Scan the data beneath this task and copy each line that includes "temperature".

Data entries
::::

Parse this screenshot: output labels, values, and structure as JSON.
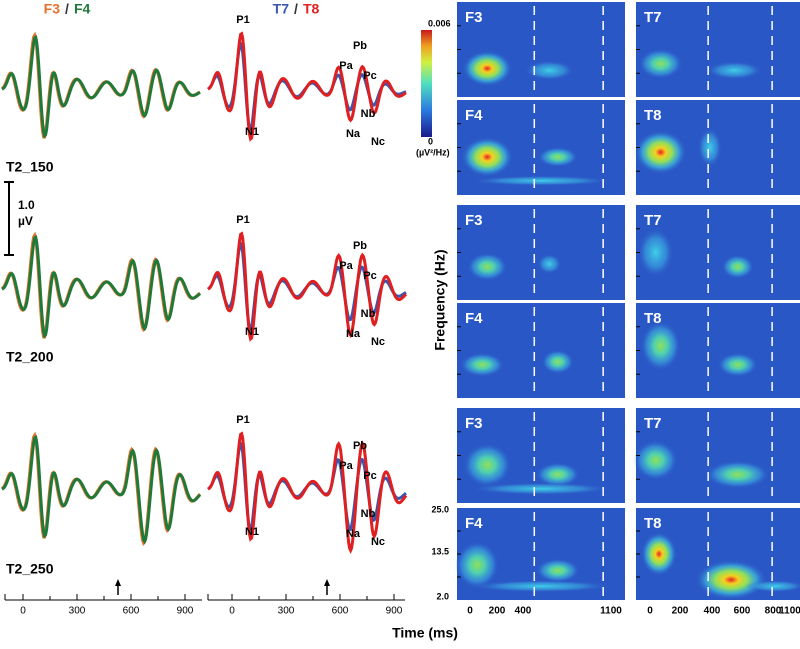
{
  "left_header": {
    "first": "F3",
    "sep": "/",
    "second": "F4"
  },
  "mid_header": {
    "first": "T7",
    "sep": "/",
    "second": "T8"
  },
  "scale_bar": {
    "value": "1.0",
    "unit": "µV"
  },
  "conditions": [
    "T2_150",
    "T2_200",
    "T2_250"
  ],
  "peaks": [
    [
      "P1",
      "N1",
      "Pa",
      "Pb",
      "Pc",
      "Nb",
      "Na",
      "Nc"
    ],
    [
      "P1",
      "N1",
      "Pa",
      "Pb",
      "Pc",
      "Nb",
      "Na",
      "Nc"
    ],
    [
      "P1",
      "N1",
      "Pa",
      "Pb",
      "Pc",
      "Nb",
      "Na",
      "Nc"
    ]
  ],
  "erp_time_ticks": [
    "0",
    "300",
    "600",
    "900"
  ],
  "colorbar": {
    "max": "0.006",
    "min": "0",
    "unit": "(µV²/Hz)"
  },
  "tf_panels": [
    [
      "F3",
      "T7"
    ],
    [
      "F4",
      "T8"
    ],
    [
      "F3",
      "T7"
    ],
    [
      "F4",
      "T8"
    ],
    [
      "F3",
      "T7"
    ],
    [
      "F4",
      "T8"
    ]
  ],
  "freq_label": "Frequency (Hz)",
  "freq_ticks": [
    "25.0",
    "13.5",
    "2.0"
  ],
  "tf_time_ticks_left": [
    "0",
    "200",
    "400",
    "1100"
  ],
  "tf_time_ticks_right": [
    "0",
    "200",
    "400",
    "600",
    "800",
    "1100"
  ],
  "time_label": "Time (ms)"
}
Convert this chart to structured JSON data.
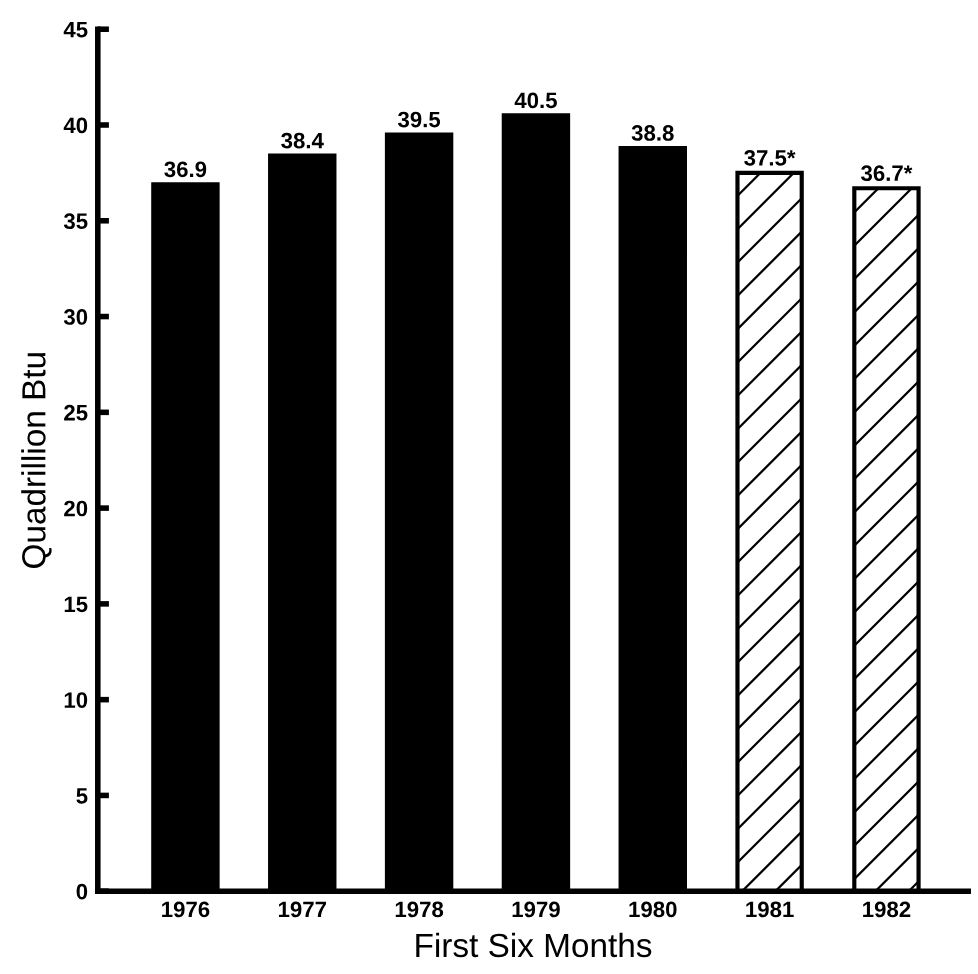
{
  "chart_data": {
    "type": "bar",
    "xlabel": "First Six Months",
    "ylabel": "Quadrillion Btu",
    "categories": [
      "1976",
      "1977",
      "1978",
      "1979",
      "1980",
      "1981",
      "1982"
    ],
    "values": [
      36.9,
      38.4,
      39.5,
      40.5,
      38.8,
      37.5,
      36.7
    ],
    "value_labels": [
      "36.9",
      "38.4",
      "39.5",
      "40.5",
      "38.8",
      "37.5*",
      "36.7*"
    ],
    "colors": [
      "#000000",
      "#000000",
      "#000000",
      "#000000",
      "#000000",
      "#ffffff",
      "#ffffff"
    ],
    "ylim": [
      0,
      45
    ],
    "yticks": [
      0,
      5,
      10,
      15,
      20,
      25,
      30,
      35,
      40,
      45
    ],
    "grid": false,
    "legend": false
  }
}
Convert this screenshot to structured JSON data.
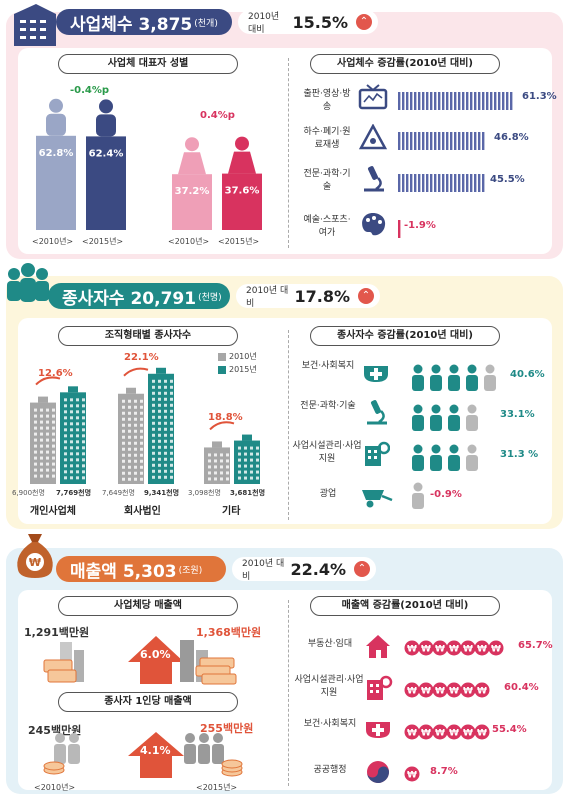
{
  "sec1": {
    "title": "사업체수 3,875",
    "unit": "(천개)",
    "cmp_label": "2010년 대비",
    "cmp_value": "15.5%",
    "left_title": "사업체 대표자 성별",
    "right_title": "사업체수 증감률(2010년 대비)",
    "male_change": "-0.4%p",
    "female_change": "0.4%p",
    "year_2010": "<2010년>",
    "year_2015": "<2015년>",
    "color_male_2010": "#9aa6c6",
    "color_male_2015": "#3b4a82",
    "color_female_2010": "#ef9fb7",
    "color_female_2015": "#d8335f"
  },
  "sec2": {
    "title": "종사자수 20,791",
    "unit": "(천명)",
    "cmp_label": "2010년 대비",
    "cmp_value": "17.8%",
    "left_title": "조직형태별 종사자수",
    "right_title": "종사자수 증감률(2010년 대비)",
    "legend_2010": "2010년",
    "legend_2015": "2015년",
    "color_2010": "#a7a7a7",
    "color_2015": "#1f8a87"
  },
  "sec3": {
    "title": "매출액 5,303",
    "unit": "(조원)",
    "cmp_label": "2010년 대비",
    "cmp_value": "22.4%",
    "left_title1": "사업체당 매출액",
    "left_title2": "종사자 1인당 매출액",
    "right_title": "매출액 증감률(2010년 대비)",
    "biz_2010": "1,291백만원",
    "biz_2015": "1,368백만원",
    "biz_growth": "6.0%",
    "emp_2010": "245백만원",
    "emp_2015": "255백만원",
    "emp_growth": "4.1%",
    "year_2010": "<2010년>",
    "year_2015": "<2015년>"
  },
  "chart_data": [
    {
      "type": "bar",
      "title": "사업체 대표자 성별",
      "categories": [
        "<2010년>",
        "<2015년>"
      ],
      "series": [
        {
          "values": [
            62.8,
            62.4
          ],
          "labels": [
            "62.8%",
            "62.4%"
          ]
        },
        {
          "values": [
            37.2,
            37.6
          ],
          "labels": [
            "37.2%",
            "37.6%"
          ]
        }
      ]
    },
    {
      "type": "bar",
      "title": "사업체수 증감률(2010년 대비)",
      "categories": [
        "출판·영상·방송",
        "하수·폐기·원료재생",
        "전문·과학·기술",
        "예술·스포츠·여가"
      ],
      "values": [
        61.3,
        46.8,
        45.5,
        -1.9
      ],
      "labels": [
        "61.3%",
        "46.8%",
        "45.5%",
        "-1.9%"
      ]
    },
    {
      "type": "bar",
      "title": "조직형태별 종사자수",
      "categories": [
        "개인사업체",
        "회사법인",
        "기타"
      ],
      "series": [
        {
          "name": "2010년",
          "values": [
            6900,
            7649,
            3098
          ],
          "labels": [
            "6,900천명",
            "7,649천명",
            "3,098천명"
          ]
        },
        {
          "name": "2015년",
          "values": [
            7769,
            9341,
            3681
          ],
          "labels": [
            "7,769천명",
            "9,341천명",
            "3,681천명"
          ]
        }
      ],
      "growth": [
        "12.6%",
        "22.1%",
        "18.8%"
      ]
    },
    {
      "type": "bar",
      "title": "종사자수 증감률(2010년 대비)",
      "categories": [
        "보건·사회복지",
        "전문·과학·기술",
        "사업시설관리·사업지원",
        "광업"
      ],
      "values": [
        40.6,
        33.1,
        31.3,
        -0.9
      ],
      "labels": [
        "40.6%",
        "33.1%",
        "31.3 %",
        "-0.9%"
      ]
    },
    {
      "type": "bar",
      "title": "매출액 증감률(2010년 대비)",
      "categories": [
        "부동산·임대",
        "사업시설관리·사업지원",
        "보건·사회복지",
        "공공행정"
      ],
      "values": [
        65.7,
        60.4,
        55.4,
        8.7
      ],
      "labels": [
        "65.7%",
        "60.4%",
        "55.4%",
        "8.7%"
      ]
    }
  ]
}
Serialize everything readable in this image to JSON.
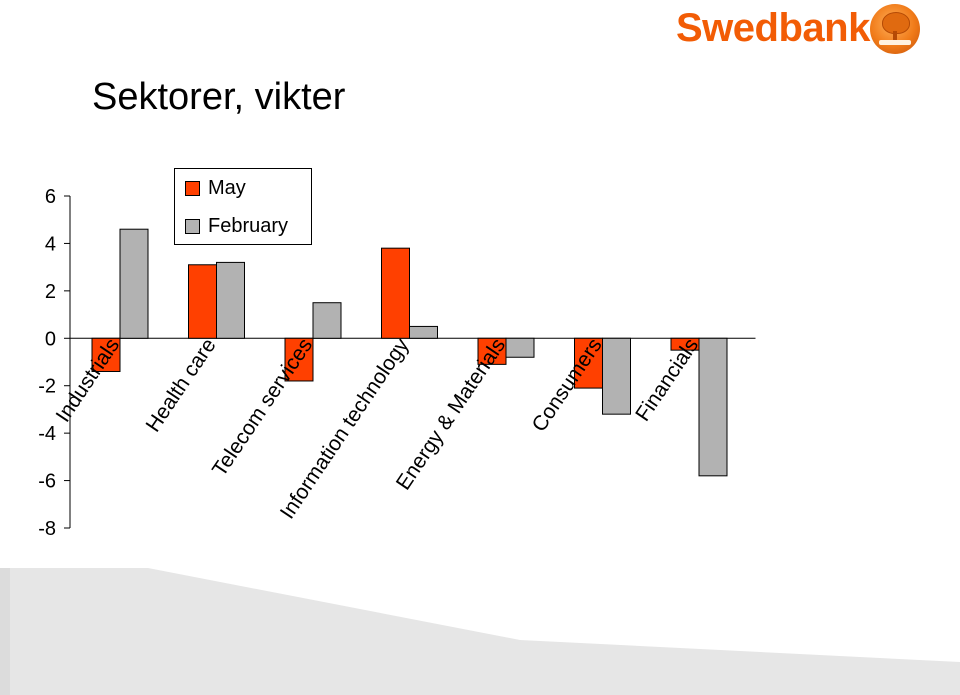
{
  "slide": {
    "title": "Sektorer, vikter"
  },
  "brand": {
    "name": "Swedbank",
    "color": "#f25c05",
    "seal_icon": "oak-tree-seal-icon"
  },
  "chart_data": {
    "type": "bar",
    "title": "",
    "xlabel": "",
    "ylabel": "",
    "categories": [
      "Industrials",
      "Health care",
      "Telecom services",
      "Information technology",
      "Energy & Materials",
      "Consumers",
      "Financials"
    ],
    "series": [
      {
        "name": "May",
        "color": "#ff4000",
        "values": [
          -1.4,
          3.1,
          -1.8,
          3.8,
          -1.1,
          -2.1,
          -0.5
        ]
      },
      {
        "name": "February",
        "color": "#b2b2b2",
        "values": [
          4.6,
          3.2,
          1.5,
          0.5,
          -0.8,
          -3.2,
          -5.8
        ]
      }
    ],
    "ylim": [
      -8,
      6
    ],
    "yticks": [
      -8,
      -6,
      -4,
      -2,
      0,
      2,
      4,
      6
    ],
    "grid": false,
    "legend_position": "top-left"
  }
}
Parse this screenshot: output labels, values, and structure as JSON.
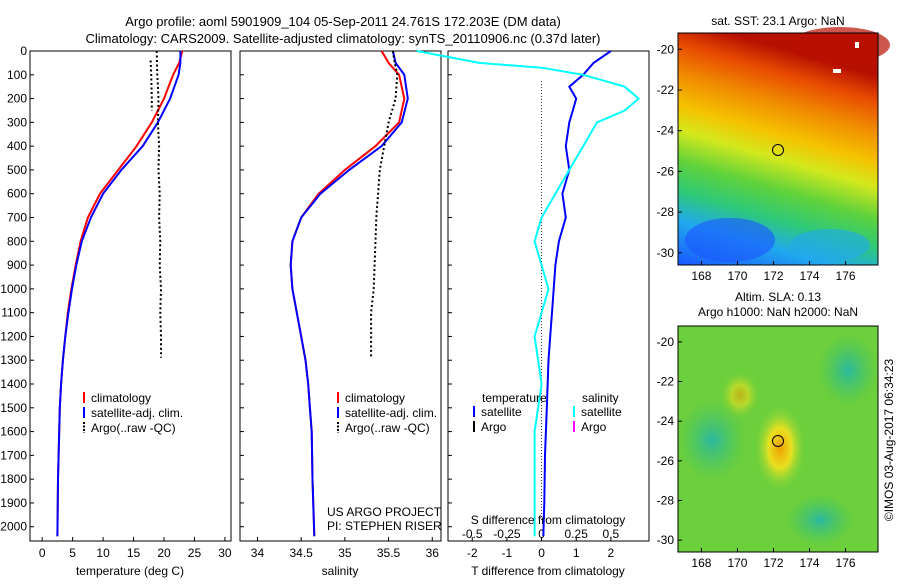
{
  "title": {
    "line1": "Argo profile: aoml 5901909_104 05-Sep-2011 24.761S 172.203E (DM data)",
    "line2": "Climatology: CARS2009. Satellite-adjusted climatology: synTS_20110906.nc (0.37d later)"
  },
  "colors": {
    "climatology": "#ff0000",
    "satellite": "#0000ff",
    "argo": "#000000",
    "sal_satellite": "#00ffff",
    "sal_argo": "#ff00ff"
  },
  "depth_ticks": [
    "0",
    "100",
    "200",
    "300",
    "400",
    "500",
    "600",
    "700",
    "800",
    "900",
    "1000",
    "1100",
    "1200",
    "1300",
    "1400",
    "1500",
    "1600",
    "1700",
    "1800",
    "1900",
    "2000"
  ],
  "chart_data": [
    {
      "type": "line",
      "panel": "temperature",
      "xlabel": "temperature (deg C)",
      "ylabel": "",
      "xlim": [
        -2,
        31
      ],
      "ylim": [
        2060,
        0
      ],
      "y_reversed": true,
      "xticks": [
        "0",
        "5",
        "10",
        "15",
        "20",
        "25",
        "30"
      ],
      "legend": [
        "climatology",
        "satellite-adj. clim.",
        "Argo(..raw -QC)"
      ],
      "series": [
        {
          "name": "climatology",
          "x": [
            23,
            22.5,
            21.5,
            20,
            18,
            15.5,
            12.5,
            9.5,
            7.5,
            6.3,
            5.5,
            4.8,
            4.2,
            3.8,
            3.4,
            3.1,
            2.9,
            2.8,
            2.7,
            2.6,
            2.5
          ],
          "y": [
            0,
            50,
            100,
            200,
            300,
            400,
            500,
            600,
            700,
            800,
            900,
            1000,
            1100,
            1200,
            1300,
            1400,
            1500,
            1600,
            1700,
            1800,
            2040
          ]
        },
        {
          "name": "satellite-adj. clim.",
          "x": [
            22.7,
            22.7,
            22.4,
            21,
            19,
            16.5,
            13,
            10,
            8,
            6.5,
            5.6,
            4.9,
            4.3,
            3.8,
            3.4,
            3.1,
            2.9,
            2.8,
            2.7,
            2.6,
            2.5
          ],
          "y": [
            0,
            50,
            100,
            200,
            300,
            400,
            500,
            600,
            700,
            800,
            900,
            1000,
            1100,
            1200,
            1300,
            1400,
            1500,
            1600,
            1700,
            1800,
            2040
          ]
        },
        {
          "name": "Argo(..raw -QC)",
          "x": [
            18.8,
            18.9,
            19.1,
            19.0,
            19.2,
            19.1,
            19.3,
            19.2,
            19.4,
            19.3,
            19.5,
            19.4,
            19.5,
            19.5
          ],
          "y": [
            0,
            100,
            200,
            300,
            400,
            500,
            600,
            700,
            800,
            900,
            1000,
            1100,
            1200,
            1290
          ]
        },
        {
          "name": "Argo(..raw -QC)",
          "x": [
            17.8,
            17.9,
            18.0,
            18.0
          ],
          "y": [
            40,
            100,
            200,
            250
          ]
        }
      ]
    },
    {
      "type": "line",
      "panel": "salinity",
      "xlabel": "salinity",
      "ylabel": "",
      "xlim": [
        33.8,
        36.1
      ],
      "ylim": [
        2060,
        0
      ],
      "y_reversed": true,
      "xticks": [
        "34",
        "34.5",
        "35",
        "35.5",
        "36"
      ],
      "legend": [
        "climatology",
        "satellite-adj. clim.",
        "Argo(..raw -QC)"
      ],
      "series": [
        {
          "name": "climatology",
          "x": [
            35.42,
            35.5,
            35.62,
            35.68,
            35.62,
            35.35,
            35.0,
            34.7,
            34.5,
            34.4,
            34.38,
            34.4,
            34.45,
            34.5,
            34.55,
            34.58,
            34.6,
            34.62,
            34.63,
            34.65
          ],
          "y": [
            0,
            50,
            100,
            200,
            300,
            400,
            500,
            600,
            700,
            800,
            900,
            1000,
            1100,
            1200,
            1300,
            1400,
            1500,
            1600,
            1800,
            2040
          ]
        },
        {
          "name": "satellite-adj. clim.",
          "x": [
            35.55,
            35.58,
            35.68,
            35.72,
            35.65,
            35.42,
            35.05,
            34.72,
            34.5,
            34.4,
            34.38,
            34.4,
            34.45,
            34.5,
            34.55,
            34.58,
            34.6,
            34.62,
            34.63,
            34.65
          ],
          "y": [
            0,
            50,
            100,
            200,
            300,
            400,
            500,
            600,
            700,
            800,
            900,
            1000,
            1100,
            1200,
            1300,
            1400,
            1500,
            1600,
            1800,
            2040
          ]
        },
        {
          "name": "Argo(..raw -QC)",
          "x": [
            35.55,
            35.57,
            35.6,
            35.58,
            35.5,
            35.45,
            35.4,
            35.38,
            35.36,
            35.35,
            35.34,
            35.33,
            35.3,
            35.3,
            35.3
          ],
          "y": [
            0,
            50,
            100,
            200,
            300,
            400,
            500,
            600,
            700,
            800,
            900,
            1000,
            1100,
            1200,
            1290
          ]
        }
      ]
    },
    {
      "type": "line",
      "panel": "difference",
      "xlabel": "T difference from climatology",
      "x2label": "S difference from climatology",
      "ylabel": "",
      "xlim": [
        -2.7,
        3.1
      ],
      "ylim": [
        2060,
        0
      ],
      "y_reversed": true,
      "xticks": [
        "-2",
        "-1",
        "0",
        "1",
        "2"
      ],
      "x2ticks": [
        "-0.5",
        "-0.25",
        "0",
        "0.25",
        "0.5"
      ],
      "legend_left": {
        "heading": "temperature",
        "items": [
          "satellite",
          "Argo"
        ]
      },
      "legend_right": {
        "heading": "salinity",
        "items": [
          "satellite",
          "Argo"
        ]
      },
      "series": [
        {
          "name": "temperature satellite",
          "x": [
            2.0,
            1.5,
            1.2,
            0.8,
            1.0,
            0.9,
            0.8,
            0.7,
            0.8,
            0.6,
            0.7,
            0.5,
            0.4,
            0.35,
            0.3,
            0.25,
            0.2,
            0.15,
            0.1,
            0.08,
            0.05
          ],
          "y": [
            0,
            50,
            100,
            150,
            200,
            250,
            300,
            400,
            500,
            600,
            700,
            800,
            900,
            1000,
            1100,
            1200,
            1300,
            1500,
            1700,
            1900,
            2040
          ]
        },
        {
          "name": "salinity satellite",
          "x": [
            -0.9,
            -0.45,
            0,
            0.3,
            0.6,
            0.7,
            0.6,
            0.4,
            0.3,
            0.2,
            0.1,
            0.0,
            -0.05,
            0.0,
            0.05,
            0.0,
            -0.05,
            0.0,
            -0.05,
            -0.05,
            -0.05
          ],
          "y": [
            0,
            50,
            70,
            100,
            150,
            200,
            250,
            300,
            400,
            500,
            600,
            700,
            800,
            900,
            1000,
            1100,
            1200,
            1400,
            1600,
            1800,
            2040
          ]
        }
      ]
    }
  ],
  "maps": [
    {
      "title": "sat. SST: 23.1 Argo: NaN",
      "yticks": [
        "-20",
        "-22",
        "-24",
        "-26",
        "-28",
        "-30"
      ],
      "xticks": [
        "168",
        "170",
        "172",
        "174",
        "176"
      ]
    },
    {
      "title1": "Altim. SLA: 0.13",
      "title2": "Argo h1000: NaN h2000: NaN",
      "yticks": [
        "-20",
        "-22",
        "-24",
        "-26",
        "-28",
        "-30"
      ],
      "xticks": [
        "168",
        "170",
        "172",
        "174",
        "176"
      ]
    }
  ],
  "annotations": {
    "project1": "US ARGO PROJECT",
    "project2": "PI: STEPHEN RISER",
    "credit": "©IMOS 03-Aug-2017 06:34:23"
  }
}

::::

Response to this exercise:
      "panel": "temperature",
      "xlabel": "temperature (deg C)",
        "heading": "temperature",
          "name": "temperature satellite",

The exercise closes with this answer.